- **Job**
Repeat the whole of the data, keeping every detail the same.

- **Raw records**
_____
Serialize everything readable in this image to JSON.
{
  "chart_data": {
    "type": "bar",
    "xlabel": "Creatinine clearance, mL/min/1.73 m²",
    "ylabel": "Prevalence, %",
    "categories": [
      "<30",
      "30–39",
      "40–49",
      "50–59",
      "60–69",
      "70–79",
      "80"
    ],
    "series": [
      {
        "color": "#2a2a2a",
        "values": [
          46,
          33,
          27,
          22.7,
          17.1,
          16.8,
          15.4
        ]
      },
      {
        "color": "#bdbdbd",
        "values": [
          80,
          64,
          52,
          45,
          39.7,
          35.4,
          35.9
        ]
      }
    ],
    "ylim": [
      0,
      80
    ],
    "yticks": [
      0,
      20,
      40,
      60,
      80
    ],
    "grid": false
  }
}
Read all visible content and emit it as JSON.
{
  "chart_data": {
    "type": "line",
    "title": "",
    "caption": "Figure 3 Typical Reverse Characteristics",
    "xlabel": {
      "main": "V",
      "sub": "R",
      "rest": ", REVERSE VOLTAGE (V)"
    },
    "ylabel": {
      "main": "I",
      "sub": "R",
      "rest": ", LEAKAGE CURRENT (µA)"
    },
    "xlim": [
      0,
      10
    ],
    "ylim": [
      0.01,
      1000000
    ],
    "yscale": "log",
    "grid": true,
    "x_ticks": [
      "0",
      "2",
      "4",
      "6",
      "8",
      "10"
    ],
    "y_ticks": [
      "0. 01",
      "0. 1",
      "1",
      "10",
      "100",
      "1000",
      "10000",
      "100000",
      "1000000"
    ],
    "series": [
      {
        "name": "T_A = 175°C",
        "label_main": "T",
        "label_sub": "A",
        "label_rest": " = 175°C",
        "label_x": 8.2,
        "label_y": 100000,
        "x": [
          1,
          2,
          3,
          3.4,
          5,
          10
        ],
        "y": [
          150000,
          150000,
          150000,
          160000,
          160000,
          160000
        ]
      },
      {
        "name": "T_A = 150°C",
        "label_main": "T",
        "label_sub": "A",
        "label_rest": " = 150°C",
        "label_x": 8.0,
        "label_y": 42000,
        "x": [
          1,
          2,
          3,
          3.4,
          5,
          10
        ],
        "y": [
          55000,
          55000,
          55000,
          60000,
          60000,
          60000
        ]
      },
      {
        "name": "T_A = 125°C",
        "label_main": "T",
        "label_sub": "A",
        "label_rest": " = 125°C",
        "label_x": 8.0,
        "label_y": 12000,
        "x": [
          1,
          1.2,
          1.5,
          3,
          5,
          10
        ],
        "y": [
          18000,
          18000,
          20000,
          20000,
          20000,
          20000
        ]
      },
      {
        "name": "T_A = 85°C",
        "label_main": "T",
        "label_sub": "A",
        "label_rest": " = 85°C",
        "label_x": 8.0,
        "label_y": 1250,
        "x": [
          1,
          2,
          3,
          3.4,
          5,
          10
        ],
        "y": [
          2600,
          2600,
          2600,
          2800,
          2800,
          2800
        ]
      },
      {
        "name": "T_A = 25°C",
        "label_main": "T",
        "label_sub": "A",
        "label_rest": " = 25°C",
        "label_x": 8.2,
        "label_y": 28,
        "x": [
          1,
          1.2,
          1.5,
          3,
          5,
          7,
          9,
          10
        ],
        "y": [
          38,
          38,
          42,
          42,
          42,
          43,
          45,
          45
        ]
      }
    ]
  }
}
_____
- **The response**
Serialize everything readable in this image to JSON.
{
  "chart_data": {
    "type": "bar",
    "xlabel": "Creatinine clearance, mL/min/1.73 m²",
    "ylabel": "Prevalence, %",
    "categories": [
      "<30",
      "30–39",
      "40–49",
      "50–59",
      "60–69",
      "70–79",
      "80"
    ],
    "series": [
      {
        "color": "#2a2a2a",
        "values": [
          46,
          33,
          27,
          22.7,
          17.1,
          16.8,
          15.4
        ]
      },
      {
        "color": "#bdbdbd",
        "values": [
          80,
          64,
          52,
          45,
          39.7,
          35.4,
          35.9
        ]
      }
    ],
    "ylim": [
      0,
      80
    ],
    "yticks": [
      0,
      20,
      40,
      60,
      80
    ],
    "grid": false
  }
}
Read all visible content and emit it as JSON.
{
  "chart_data": {
    "type": "line",
    "title": "",
    "caption": "Figure 3 Typical Reverse Characteristics",
    "xlabel": {
      "main": "V",
      "sub": "R",
      "rest": ", REVERSE VOLTAGE (V)"
    },
    "ylabel": {
      "main": "I",
      "sub": "R",
      "rest": ", LEAKAGE CURRENT (µA)"
    },
    "xlim": [
      0,
      10
    ],
    "ylim": [
      0.01,
      1000000
    ],
    "yscale": "log",
    "grid": true,
    "x_ticks": [
      "0",
      "2",
      "4",
      "6",
      "8",
      "10"
    ],
    "y_ticks": [
      "0. 01",
      "0. 1",
      "1",
      "10",
      "100",
      "1000",
      "10000",
      "100000",
      "1000000"
    ],
    "series": [
      {
        "name": "T_A = 175°C",
        "label_main": "T",
        "label_sub": "A",
        "label_rest": " = 175°C",
        "label_x": 8.2,
        "label_y": 100000,
        "x": [
          1,
          2,
          3,
          3.4,
          5,
          10
        ],
        "y": [
          150000,
          150000,
          150000,
          160000,
          160000,
          160000
        ]
      },
      {
        "name": "T_A = 150°C",
        "label_main": "T",
        "label_sub": "A",
        "label_rest": " = 150°C",
        "label_x": 8.0,
        "label_y": 42000,
        "x": [
          1,
          2,
          3,
          3.4,
          5,
          10
        ],
        "y": [
          55000,
          55000,
          55000,
          60000,
          60000,
          60000
        ]
      },
      {
        "name": "T_A = 125°C",
        "label_main": "T",
        "label_sub": "A",
        "label_rest": " = 125°C",
        "label_x": 8.0,
        "label_y": 12000,
        "x": [
          1,
          1.2,
          1.5,
          3,
          5,
          10
        ],
        "y": [
          18000,
          18000,
          20000,
          20000,
          20000,
          20000
        ]
      },
      {
        "name": "T_A = 85°C",
        "label_main": "T",
        "label_sub": "A",
        "label_rest": " = 85°C",
        "label_x": 8.0,
        "label_y": 1250,
        "x": [
          1,
          2,
          3,
          3.4,
          5,
          10
        ],
        "y": [
          2600,
          2600,
          2600,
          2800,
          2800,
          2800
        ]
      },
      {
        "name": "T_A = 25°C",
        "label_main": "T",
        "label_sub": "A",
        "label_rest": " = 25°C",
        "label_x": 8.2,
        "label_y": 28,
        "x": [
          1,
          1.2,
          1.5,
          3,
          5,
          7,
          9,
          10
        ],
        "y": [
          38,
          38,
          42,
          42,
          42,
          43,
          45,
          45
        ]
      }
    ]
  }
}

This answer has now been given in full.